▶ **Set problem**
Leave out every picture, then transcribe the rest of the listing exactly.

▶ **Entries supplied**
=-=-=-=-=

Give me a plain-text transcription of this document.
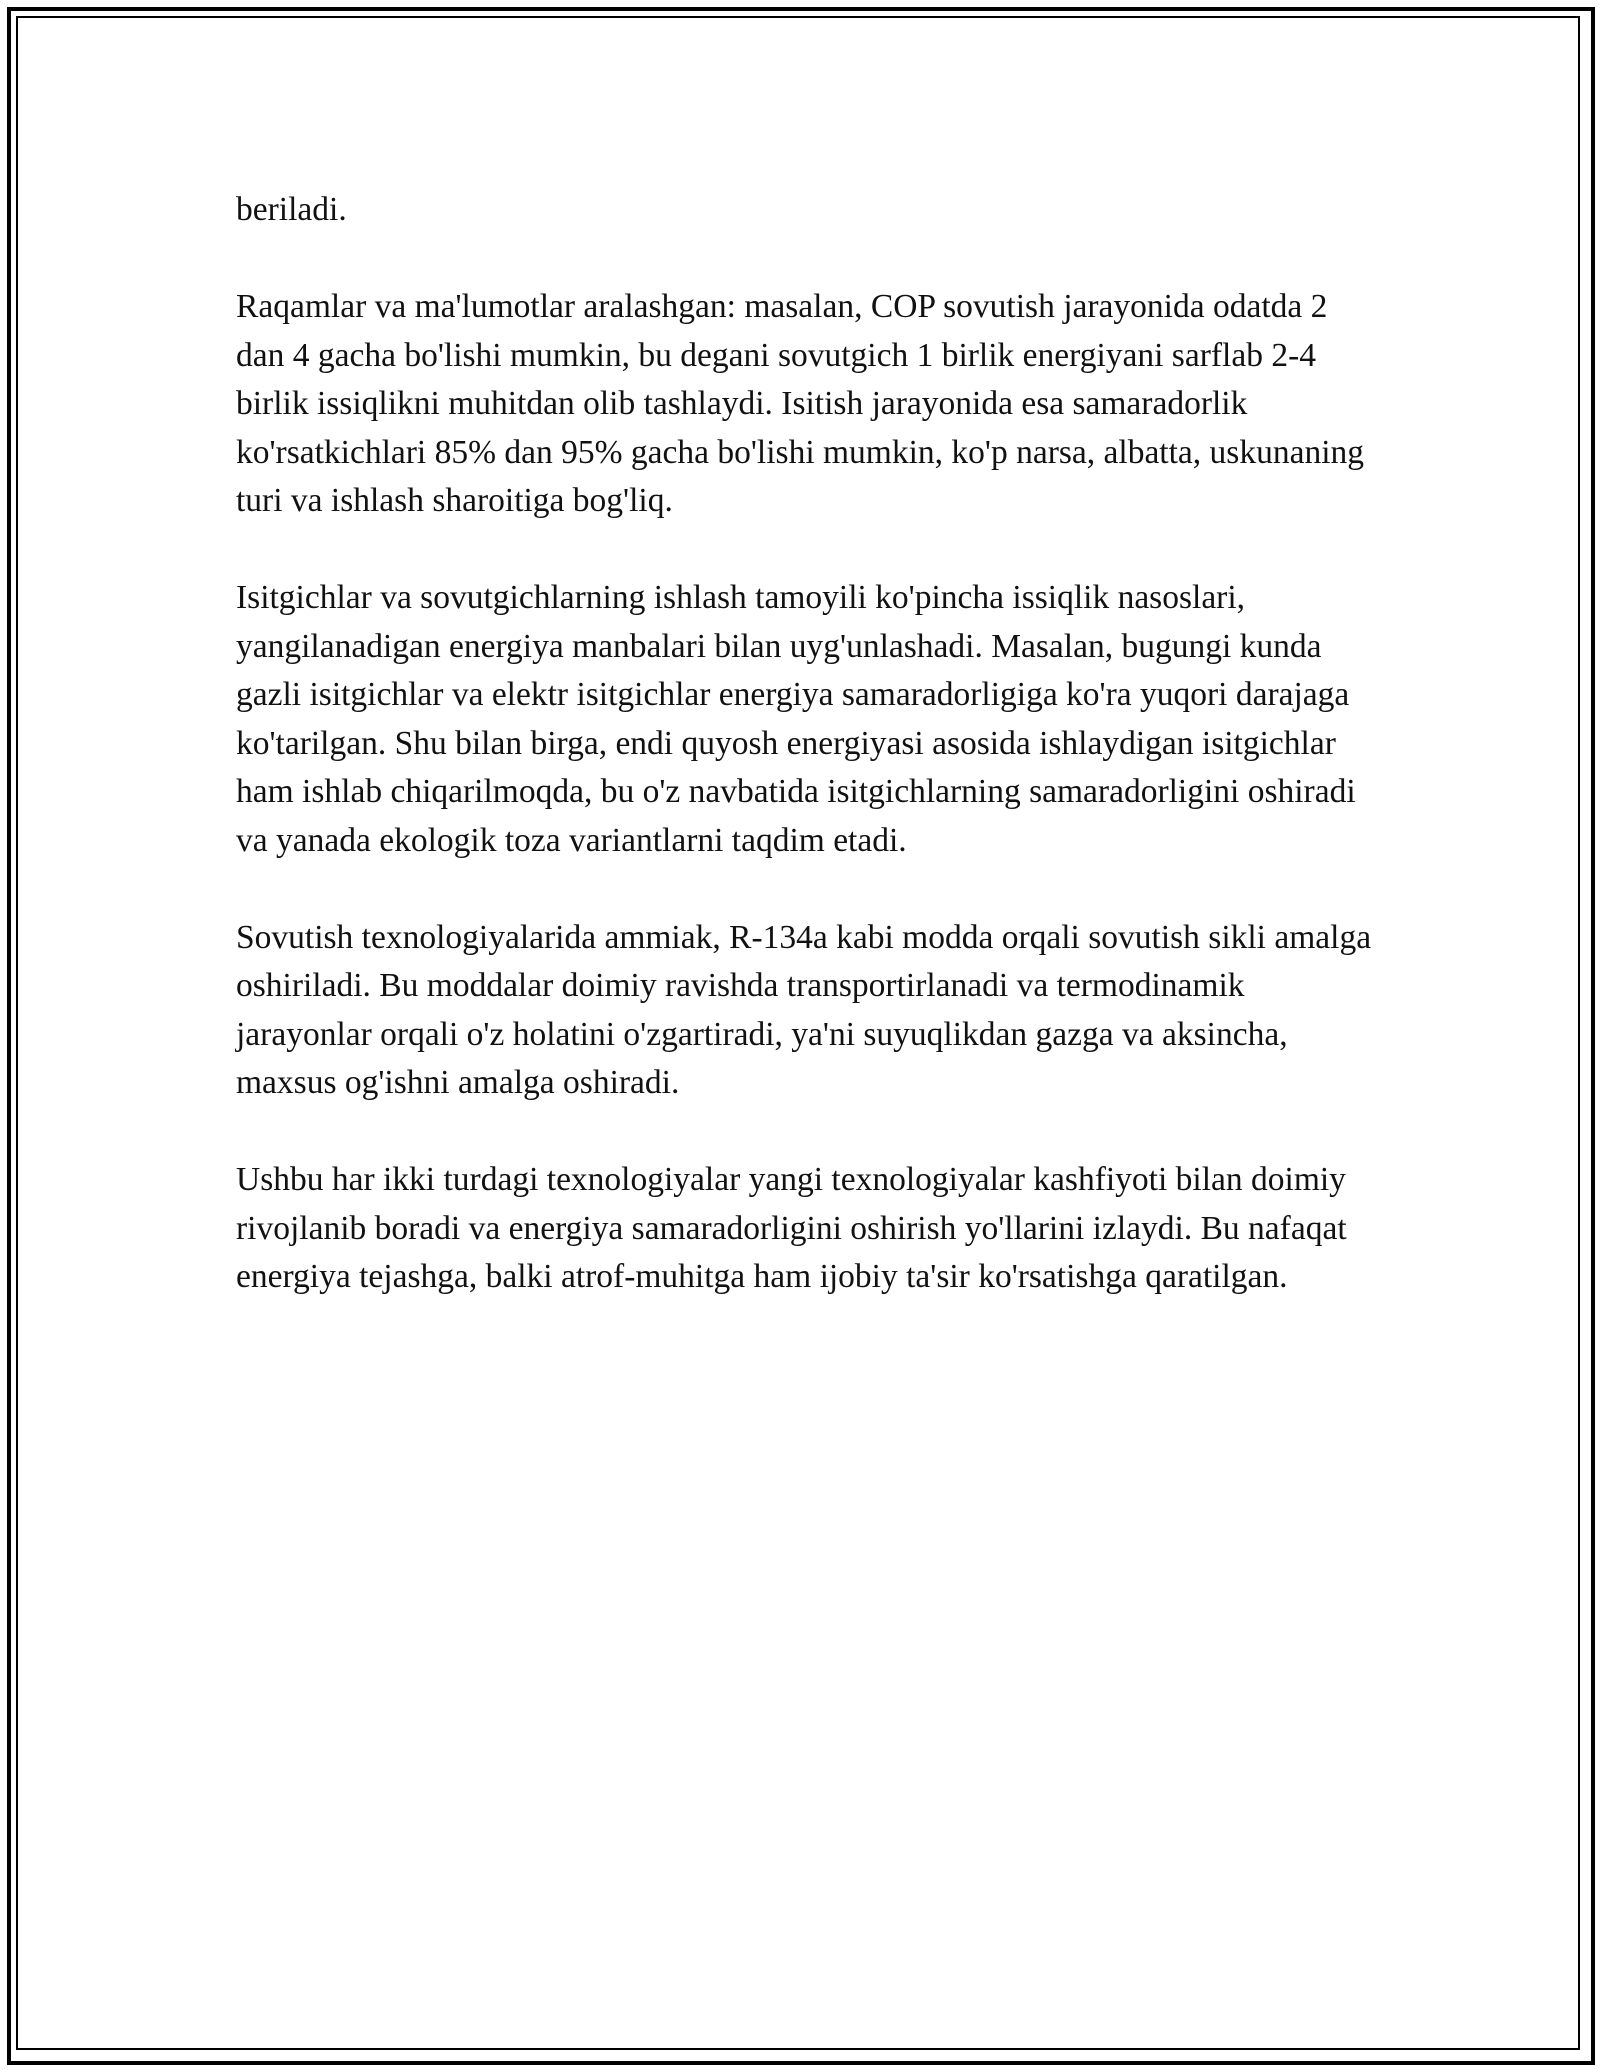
beriladi.

Raqamlar va ma'lumotlar aralashgan: masalan, COP sovutish jarayonida odatda 2 dan 4 gacha bo'lishi mumkin, bu degani sovutgich 1 birlik energiyani sarflab 2-4 birlik issiqlikni muhitdan olib tashlaydi. Isitish jarayonida esa samaradorlik ko'rsatkichlari 85% dan 95% gacha bo'lishi mumkin, ko'p narsa, albatta, uskunaning turi va ishlash sharoitiga bog'liq.

Isitgichlar va sovutgichlarning ishlash tamoyili ko'pincha issiqlik nasoslari, yangilanadigan energiya manbalari bilan uyg'unlashadi. Masalan, bugungi kunda gazli isitgichlar va elektr isitgichlar energiya samaradorligiga ko'ra yuqori darajaga ko'tarilgan. Shu bilan birga, endi quyosh energiyasi asosida ishlaydigan isitgichlar ham ishlab chiqarilmoqda, bu o'z navbatida isitgichlarning samaradorligini oshiradi va yanada ekologik toza variantlarni taqdim etadi.

Sovutish texnologiyalarida ammiak, R-134a kabi modda orqali sovutish sikli amalga oshiriladi. Bu moddalar doimiy ravishda transportirlanadi va termodinamik jarayonlar orqali o'z holatini o'zgartiradi, ya'ni suyuqlikdan gazga va aksincha, maxsus og'ishni amalga oshiradi.

Ushbu har ikki turdagi texnologiyalar yangi texnologiyalar kashfiyoti bilan doimiy rivojlanib boradi va energiya samaradorligini oshirish yo'llarini izlaydi. Bu nafaqat energiya tejashga, balki atrof-muhitga ham ijobiy ta'sir ko'rsatishga qaratilgan.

=-=-=-=-=

▶ **Full response**
Give me a plain-text transcription of this document.
beriladi.

Raqamlar va ma'lumotlar aralashgan: masalan, COP sovutish jarayonida odatda 2 dan 4 gacha bo'lishi mumkin, bu degani sovutgich 1 birlik energiyani sarflab 2-4 birlik issiqlikni muhitdan olib tashlaydi. Isitish jarayonida esa samaradorlik ko'rsatkichlari 85% dan 95% gacha bo'lishi mumkin, ko'p narsa, albatta, uskunaning turi va ishlash sharoitiga bog'liq.

Isitgichlar va sovutgichlarning ishlash tamoyili ko'pincha issiqlik nasoslari, yangilanadigan energiya manbalari bilan uyg'unlashadi. Masalan, bugungi kunda gazli isitgichlar va elektr isitgichlar energiya samaradorligiga ko'ra yuqori darajaga ko'tarilgan. Shu bilan birga, endi quyosh energiyasi asosida ishlaydigan isitgichlar ham ishlab chiqarilmoqda, bu o'z navbatida isitgichlarning samaradorligini oshiradi va yanada ekologik toza variantlarni taqdim etadi.

Sovutish texnologiyalarida ammiak, R-134a kabi modda orqali sovutish sikli amalga oshiriladi. Bu moddalar doimiy ravishda transportirlanadi va termodinamik jarayonlar orqali o'z holatini o'zgartiradi, ya'ni suyuqlikdan gazga va aksincha, maxsus og'ishni amalga oshiradi.

Ushbu har ikki turdagi texnologiyalar yangi texnologiyalar kashfiyoti bilan doimiy rivojlanib boradi va energiya samaradorligini oshirish yo'llarini izlaydi. Bu nafaqat energiya tejashga, balki atrof-muhitga ham ijobiy ta'sir ko'rsatishga qaratilgan.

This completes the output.